══ Extracted records ══

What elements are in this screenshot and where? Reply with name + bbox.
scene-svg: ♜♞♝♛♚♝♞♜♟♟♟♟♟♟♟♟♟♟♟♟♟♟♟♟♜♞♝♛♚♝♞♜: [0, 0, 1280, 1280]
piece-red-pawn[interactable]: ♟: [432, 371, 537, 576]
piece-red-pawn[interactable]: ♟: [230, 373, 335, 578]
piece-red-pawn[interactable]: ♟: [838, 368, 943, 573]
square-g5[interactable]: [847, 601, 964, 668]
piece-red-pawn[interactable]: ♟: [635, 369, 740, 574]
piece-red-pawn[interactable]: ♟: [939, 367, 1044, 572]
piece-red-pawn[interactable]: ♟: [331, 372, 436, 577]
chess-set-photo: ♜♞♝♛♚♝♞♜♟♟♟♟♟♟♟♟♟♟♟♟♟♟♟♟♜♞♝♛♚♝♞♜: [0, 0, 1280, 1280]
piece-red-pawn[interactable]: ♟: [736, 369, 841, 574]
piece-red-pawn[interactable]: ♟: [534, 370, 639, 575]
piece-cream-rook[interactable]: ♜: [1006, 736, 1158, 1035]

═══

◆ Requirement ◆
Turn the lines above into a numbered list, starting with the first line and stopping after the line that has "piece-red-pawn[interactable]: ♟: [838, 368, 943, 573]". Leave out any blank lines.

◆ Problem solution ◆
1. What elements are in this screenshot and where? Reply with name + bbox.
2. scene-svg: ♜♞♝♛♚♝♞♜♟♟♟♟♟♟♟♟♟♟♟♟♟♟♟♟♜♞♝♛♚♝♞♜: [0, 0, 1280, 1280]
3. piece-red-pawn[interactable]: ♟: [432, 371, 537, 576]
4. piece-red-pawn[interactable]: ♟: [230, 373, 335, 578]
5. piece-red-pawn[interactable]: ♟: [838, 368, 943, 573]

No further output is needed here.